EXERCISE DIRECTIONS
Restate the listing that follows word for word, without its pictures.

━━━ DATA FOR THIS EXERCISE

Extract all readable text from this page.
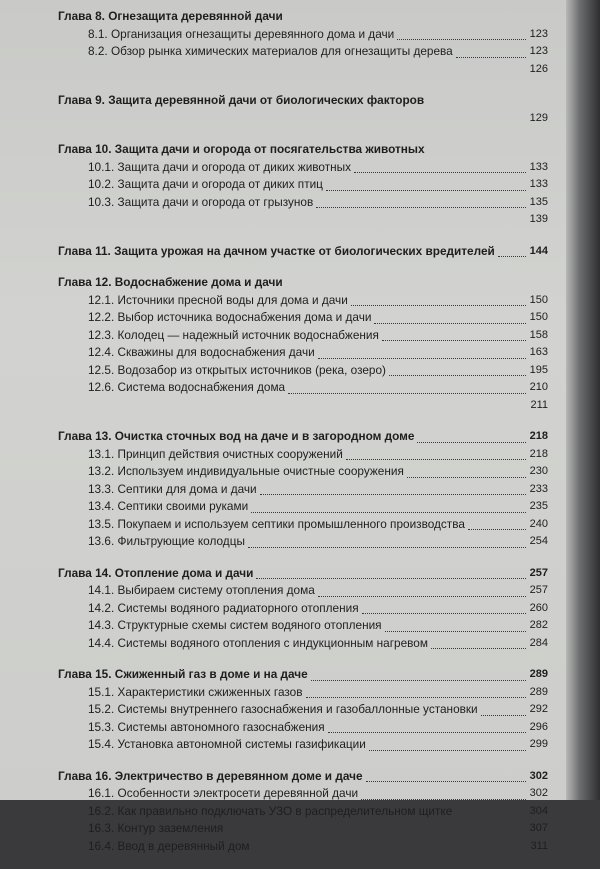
Глава 8. Огнезащита деревянной дачи
8.1. Организация огнезащиты деревянного дома и дачи	123
8.2. Обзор рынка химических материалов для огнезащиты дерева	123
126
Глава 9. Защита деревянной дачи от биологических факторов
129
Глава 10. Защита дачи и огорода от посягательства животных
10.1. Защита дачи и огорода от диких животных	133
10.2. Защита дачи и огорода от диких птиц	133
10.3. Защита дачи и огорода от грызунов	135
139
Глава 11. Защита урожая на дачном участке от биологических вредителей	144
Глава 12. Водоснабжение дома и дачи
12.1. Источники пресной воды для дома и дачи	150
12.2. Выбор источника водоснабжения дома и дачи	150
12.3. Колодец — надежный источник водоснабжения	158
12.4. Скважины для водоснабжения дачи	163
12.5. Водозабор из открытых источников (река, озеро)	195
12.6. Система водоснабжения дома	210
211
Глава 13. Очистка сточных вод на даче и в загородном доме	218
13.1. Принцип действия очистных сооружений	218
13.2. Используем индивидуальные очистные сооружения	230
13.3. Септики для дома и дачи	233
13.4. Септики своими руками	235
13.5. Покупаем и используем септики промышленного производства	240
13.6. Фильтрующие колодцы	254
Глава 14. Отопление дома и дачи	257
14.1. Выбираем систему отопления дома	257
14.2. Системы водяного радиаторного отопления	260
14.3. Структурные схемы систем водяного отопления	282
14.4. Системы водяного отопления с индукционным нагревом	284
Глава 15. Сжиженный газ в доме и на даче	289
15.1. Характеристики сжиженных газов	289
15.2. Системы внутреннего газоснабжения и газобаллонные установки	292
15.3. Системы автономного газоснабжения	296
15.4. Установка автономной системы газификации	299
Глава 16. Электричество в деревянном доме и даче	302
16.1. Особенности электросети деревянной дачи	302
16.2. Как правильно подключать УЗО в распределительном щитке	304
16.3. Контур заземления	307
16.4. Ввод в деревянный дом	311
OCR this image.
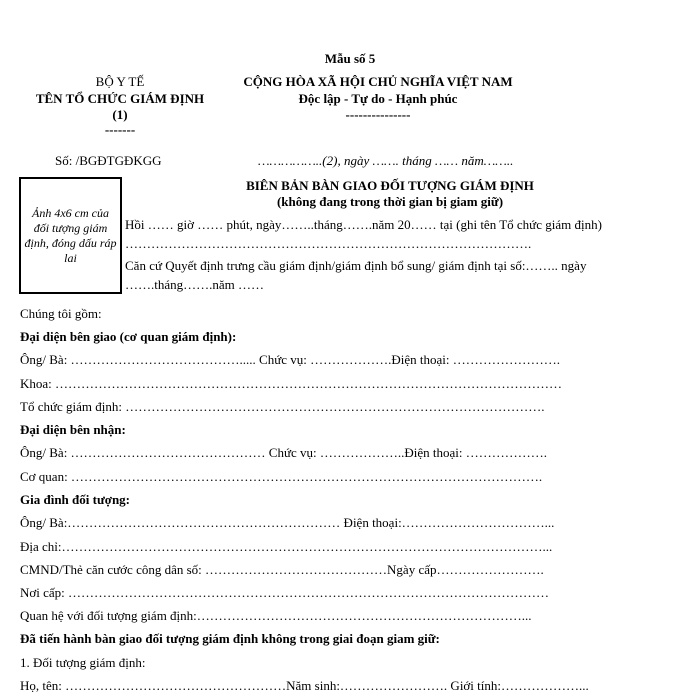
Mẫu số 5
BỘ Y TẾ
TÊN TỔ CHỨC GIÁM ĐỊNH
(1)
-------
CỘNG HÒA XÃ HỘI CHỦ NGHĨA VIỆT NAM
Độc lập - Tự do - Hạnh phúc
---------------
Số: /BGĐTGĐKGG	……………..(2), ngày ……. tháng …… năm……..
Ảnh 4x6 cm của đối tượng giám định, đóng dấu ráp lai
BIÊN BẢN BÀN GIAO ĐỐI TƯỢNG GIÁM ĐỊNH
(không đang trong thời gian bị giam giữ)
Hồi …… giờ …… phút, ngày……..tháng…….năm 20…… tại (ghi tên Tổ chức giám định) ………………………………………………………………………………….
Căn cứ Quyết định trưng cầu giám định/giám định bổ sung/ giám định tại số:…….. ngày …….tháng…….năm ……
Chúng tôi gồm:
Đại diện bên giao (cơ quan giám định):
Ông/ Bà: …………………………………..... Chức vụ: ……………….Điện thoại: …………………….
Khoa: ………………………………………………………………………………………………………
Tổ chức giám định: …………………………………………………………………………………….
Đại diện bên nhận:
Ông/ Bà: ……………………………………… Chức vụ: ………………..Điện thoại: ……………….
Cơ quan: ……………………………………………………………………………………………….
Gia đình đối tượng:
Ông/ Bà:……………………………………………………… Điện thoại:……………………………...
Địa chỉ:…………………………………………………………………………………………………...
CMND/Thẻ căn cước công dân số: ……………………………………Ngày cấp…………………….
Nơi cấp: …………………………………………………………………………………………………
Quan hệ với đối tượng giám định:…………………………………………………………………...
Đã tiến hành bàn giao đối tượng giám định không trong giai đoạn giam giữ:
1. Đối tượng giám định:
Họ, tên: ……………………………………………Năm sinh:……………………. Giới tính:………………...
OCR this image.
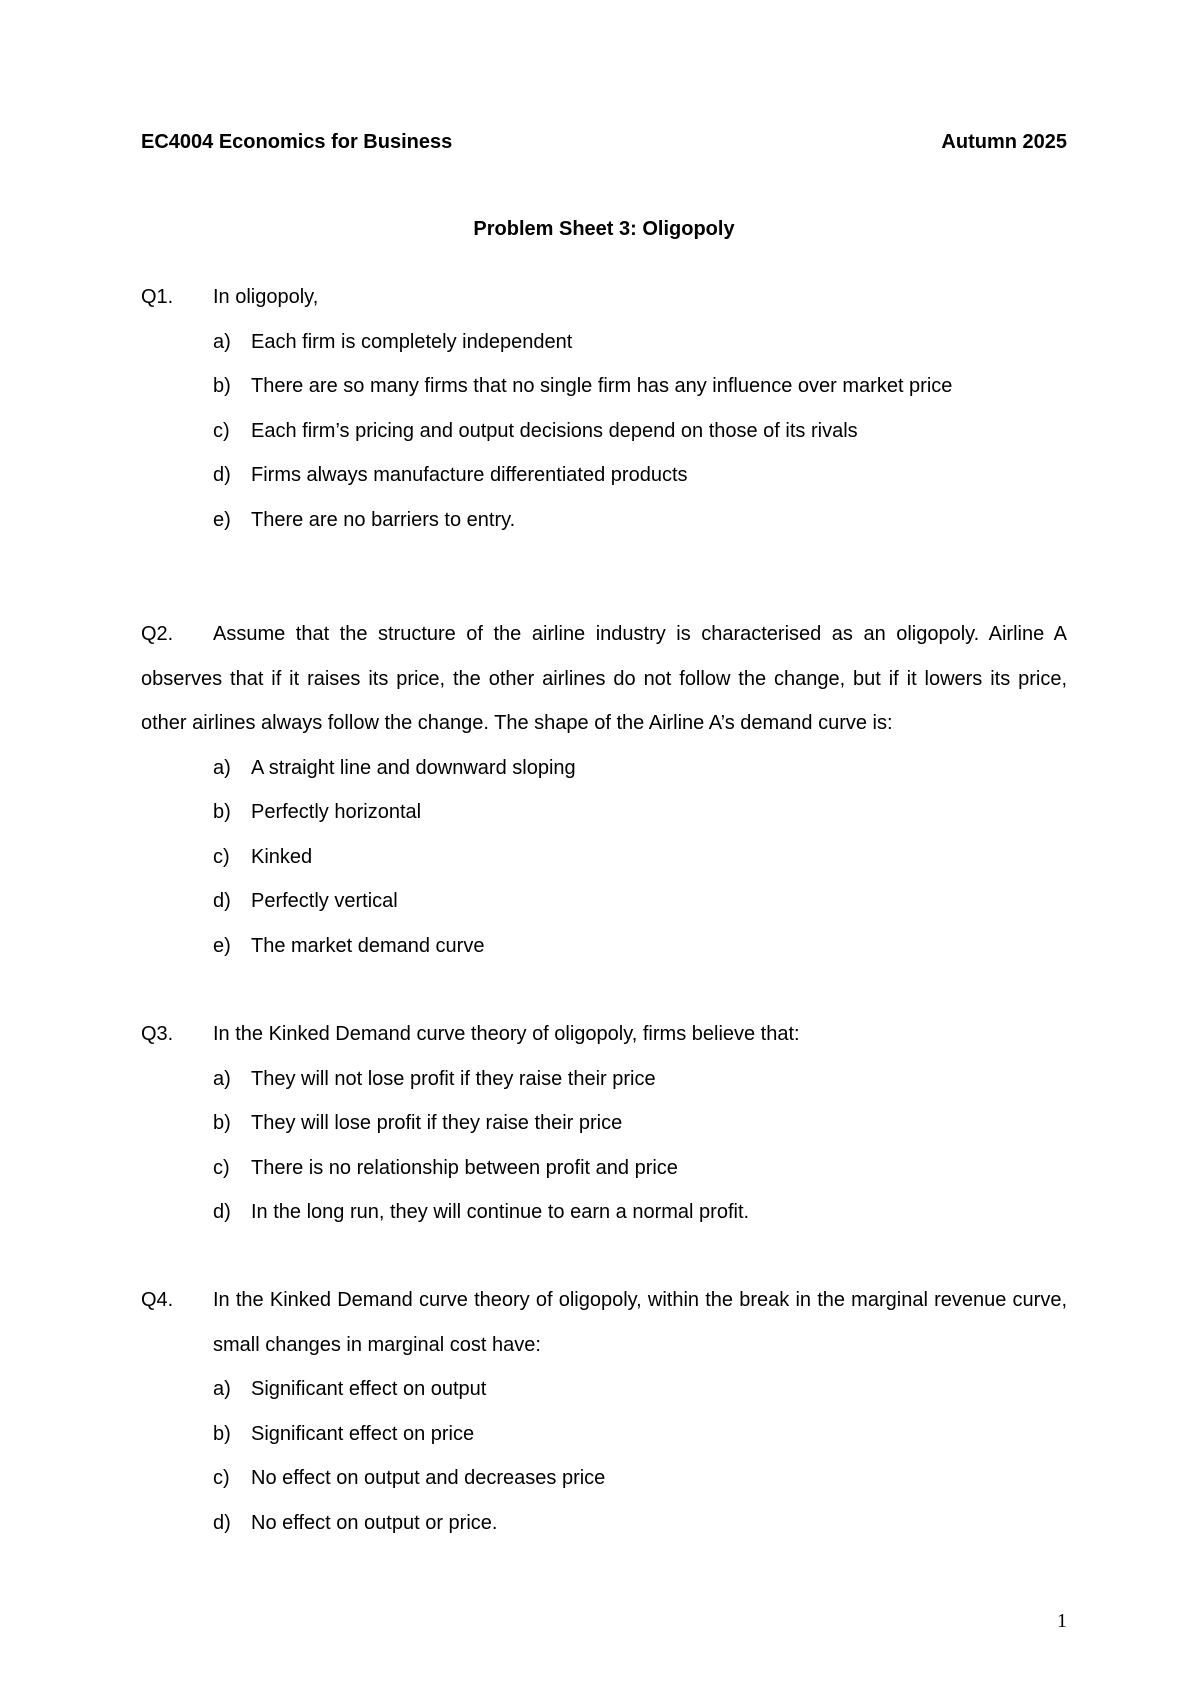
EC4004 Economics for Business	Autumn 2025
Problem Sheet 3: Oligopoly
Q1.	In oligopoly,
a)	Each firm is completely independent
b)	There are so many firms that no single firm has any influence over market price
c)	Each firm’s pricing and output decisions depend on those of its rivals
d)	Firms always manufacture differentiated products
e)	There are no barriers to entry.
Q2. Assume that the structure of the airline industry is characterised as an oligopoly. Airline A observes that if it raises its price, the other airlines do not follow the change, but if it lowers its price, other airlines always follow the change. The shape of the Airline A’s demand curve is:
a)	A straight line and downward sloping
b)	Perfectly horizontal
c)	Kinked
d)	Perfectly vertical
e)	The market demand curve
Q3.	In the Kinked Demand curve theory of oligopoly, firms believe that:
a)	They will not lose profit if they raise their price
b)	They will lose profit if they raise their price
c)	There is no relationship between profit and price
d)	In the long run, they will continue to earn a normal profit.
Q4.	In the Kinked Demand curve theory of oligopoly, within the break in the marginal revenue curve, small changes in marginal cost have:
a)	Significant effect on output
b)	Significant effect on price
c)	No effect on output and decreases price
d)	No effect on output or price.
1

━━━━━━

OUTPUT
Extract all readable text from this page.
Глава 8. Огнезащита деревянной дачи
8.1. Организация огнезащиты деревянного дома и дачи	123
8.2. Обзор рынка химических материалов для огнезащиты дерева	123
126
Глава 9. Защита деревянной дачи от биологических факторов
129
Глава 10. Защита дачи и огорода от посягательства животных
10.1. Защита дачи и огорода от диких животных	133
10.2. Защита дачи и огорода от диких птиц	133
10.3. Защита дачи и огорода от грызунов	135
139
Глава 11. Защита урожая на дачном участке от биологических вредителей	144
Глава 12. Водоснабжение дома и дачи
12.1. Источники пресной воды для дома и дачи	150
12.2. Выбор источника водоснабжения дома и дачи	150
12.3. Колодец — надежный источник водоснабжения	158
12.4. Скважины для водоснабжения дачи	163
12.5. Водозабор из открытых источников (река, озеро)	195
12.6. Система водоснабжения дома	210
211
Глава 13. Очистка сточных вод на даче и в загородном доме	218
13.1. Принцип действия очистных сооружений	218
13.2. Используем индивидуальные очистные сооружения	230
13.3. Септики для дома и дачи	233
13.4. Септики своими руками	235
13.5. Покупаем и используем септики промышленного производства	240
13.6. Фильтрующие колодцы	254
Глава 14. Отопление дома и дачи	257
14.1. Выбираем систему отопления дома	257
14.2. Системы водяного радиаторного отопления	260
14.3. Структурные схемы систем водяного отопления	282
14.4. Системы водяного отопления с индукционным нагревом	284
Глава 15. Сжиженный газ в доме и на даче	289
15.1. Характеристики сжиженных газов	289
15.2. Системы внутреннего газоснабжения и газобаллонные установки	292
15.3. Системы автономного газоснабжения	296
15.4. Установка автономной системы газификации	299
Глава 16. Электричество в деревянном доме и даче	302
16.1. Особенности электросети деревянной дачи	302
16.2. Как правильно подключать УЗО в распределительном щитке	304
16.3. Контур заземления	307
16.4. Ввод в деревянный дом	311
OCR this image.
Mẫu số 5
BỘ Y TẾ
TÊN TỔ CHỨC GIÁM ĐỊNH
(1)
-------
CỘNG HÒA XÃ HỘI CHỦ NGHĨA VIỆT NAM
Độc lập - Tự do - Hạnh phúc
---------------
Số: /BGĐTGĐKGG	……………..(2), ngày ……. tháng …… năm……..
Ảnh 4x6 cm của đối tượng giám định, đóng dấu ráp lai
BIÊN BẢN BÀN GIAO ĐỐI TƯỢNG GIÁM ĐỊNH
(không đang trong thời gian bị giam giữ)
Hồi …… giờ …… phút, ngày……..tháng…….năm 20…… tại (ghi tên Tổ chức giám định) ………………………………………………………………………………….
Căn cứ Quyết định trưng cầu giám định/giám định bổ sung/ giám định tại số:…….. ngày …….tháng…….năm ……
Chúng tôi gồm:
Đại diện bên giao (cơ quan giám định):
Ông/ Bà: …………………………………..... Chức vụ: ……………….Điện thoại: …………………….
Khoa: ………………………………………………………………………………………………………
Tổ chức giám định: …………………………………………………………………………………….
Đại diện bên nhận:
Ông/ Bà: ……………………………………… Chức vụ: ………………..Điện thoại: ……………….
Cơ quan: ……………………………………………………………………………………………….
Gia đình đối tượng:
Ông/ Bà:……………………………………………………… Điện thoại:……………………………...
Địa chỉ:…………………………………………………………………………………………………...
CMND/Thẻ căn cước công dân số: ……………………………………Ngày cấp…………………….
Nơi cấp: …………………………………………………………………………………………………
Quan hệ với đối tượng giám định:…………………………………………………………………...
Đã tiến hành bàn giao đối tượng giám định không trong giai đoạn giam giữ:
1. Đối tượng giám định:
Họ, tên: ……………………………………………Năm sinh:……………………. Giới tính:………………...
OCR this image.
EC4004 Economics for Business	Autumn 2025
Problem Sheet 3: Oligopoly
Q1.	In oligopoly,
a)	Each firm is completely independent
b)	There are so many firms that no single firm has any influence over market price
c)	Each firm’s pricing and output decisions depend on those of its rivals
d)	Firms always manufacture differentiated products
e)	There are no barriers to entry.
Q2. Assume that the structure of the airline industry is characterised as an oligopoly. Airline A observes that if it raises its price, the other airlines do not follow the change, but if it lowers its price, other airlines always follow the change. The shape of the Airline A’s demand curve is:
a)	A straight line and downward sloping
b)	Perfectly horizontal
c)	Kinked
d)	Perfectly vertical
e)	The market demand curve
Q3.	In the Kinked Demand curve theory of oligopoly, firms believe that:
a)	They will not lose profit if they raise their price
b)	They will lose profit if they raise their price
c)	There is no relationship between profit and price
d)	In the long run, they will continue to earn a normal profit.
Q4.	In the Kinked Demand curve theory of oligopoly, within the break in the marginal revenue curve, small changes in marginal cost have:
a)	Significant effect on output
b)	Significant effect on price
c)	No effect on output and decreases price
d)	No effect on output or price.
1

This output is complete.